- **Your task**:
Every entry below should be repeated exactly; the pictures should not.

## start

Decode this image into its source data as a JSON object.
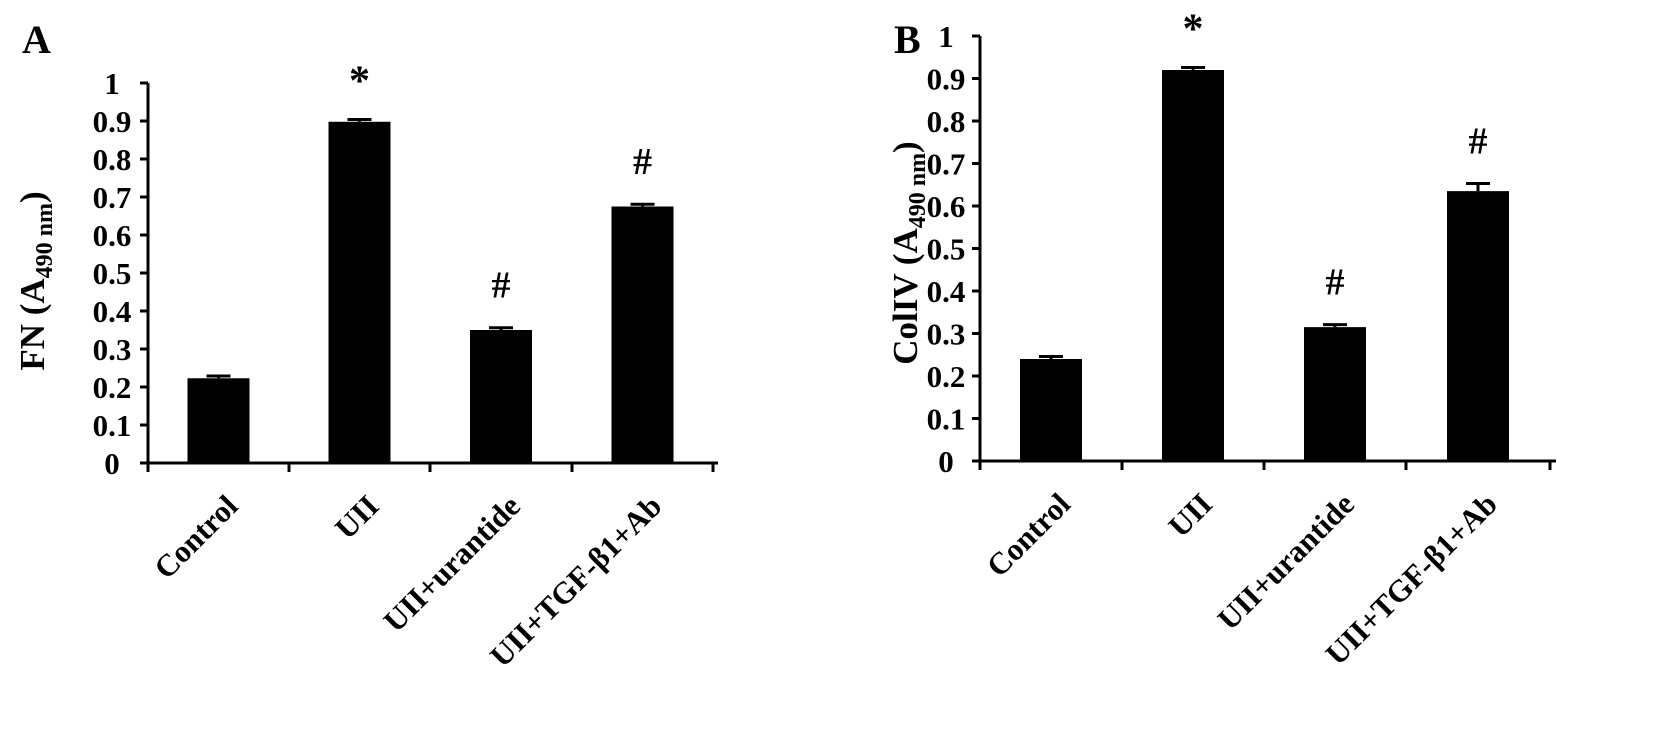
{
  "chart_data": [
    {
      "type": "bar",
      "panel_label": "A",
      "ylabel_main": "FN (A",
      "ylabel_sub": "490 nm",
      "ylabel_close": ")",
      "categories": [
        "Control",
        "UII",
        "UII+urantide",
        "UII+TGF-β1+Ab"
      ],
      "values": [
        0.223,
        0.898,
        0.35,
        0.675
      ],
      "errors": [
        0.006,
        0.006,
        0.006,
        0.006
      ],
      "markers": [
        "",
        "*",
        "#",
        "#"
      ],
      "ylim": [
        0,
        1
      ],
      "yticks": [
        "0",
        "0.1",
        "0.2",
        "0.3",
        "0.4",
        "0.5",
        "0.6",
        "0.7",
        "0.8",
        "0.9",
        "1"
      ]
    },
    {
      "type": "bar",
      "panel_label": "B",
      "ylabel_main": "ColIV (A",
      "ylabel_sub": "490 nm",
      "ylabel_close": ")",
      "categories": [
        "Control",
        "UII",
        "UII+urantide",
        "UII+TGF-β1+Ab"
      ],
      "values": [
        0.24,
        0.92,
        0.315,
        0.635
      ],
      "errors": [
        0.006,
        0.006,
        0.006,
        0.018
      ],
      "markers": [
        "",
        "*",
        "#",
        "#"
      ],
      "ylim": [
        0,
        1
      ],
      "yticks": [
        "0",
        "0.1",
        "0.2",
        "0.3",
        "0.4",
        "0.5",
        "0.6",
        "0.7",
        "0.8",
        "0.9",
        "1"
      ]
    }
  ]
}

## end

- **Complete answer**:
Decode this image into its source data as a JSON object.
{
  "chart_data": [
    {
      "type": "bar",
      "panel_label": "A",
      "ylabel_main": "FN (A",
      "ylabel_sub": "490 nm",
      "ylabel_close": ")",
      "categories": [
        "Control",
        "UII",
        "UII+urantide",
        "UII+TGF-β1+Ab"
      ],
      "values": [
        0.223,
        0.898,
        0.35,
        0.675
      ],
      "errors": [
        0.006,
        0.006,
        0.006,
        0.006
      ],
      "markers": [
        "",
        "*",
        "#",
        "#"
      ],
      "ylim": [
        0,
        1
      ],
      "yticks": [
        "0",
        "0.1",
        "0.2",
        "0.3",
        "0.4",
        "0.5",
        "0.6",
        "0.7",
        "0.8",
        "0.9",
        "1"
      ]
    },
    {
      "type": "bar",
      "panel_label": "B",
      "ylabel_main": "ColIV (A",
      "ylabel_sub": "490 nm",
      "ylabel_close": ")",
      "categories": [
        "Control",
        "UII",
        "UII+urantide",
        "UII+TGF-β1+Ab"
      ],
      "values": [
        0.24,
        0.92,
        0.315,
        0.635
      ],
      "errors": [
        0.006,
        0.006,
        0.006,
        0.018
      ],
      "markers": [
        "",
        "*",
        "#",
        "#"
      ],
      "ylim": [
        0,
        1
      ],
      "yticks": [
        "0",
        "0.1",
        "0.2",
        "0.3",
        "0.4",
        "0.5",
        "0.6",
        "0.7",
        "0.8",
        "0.9",
        "1"
      ]
    }
  ]
}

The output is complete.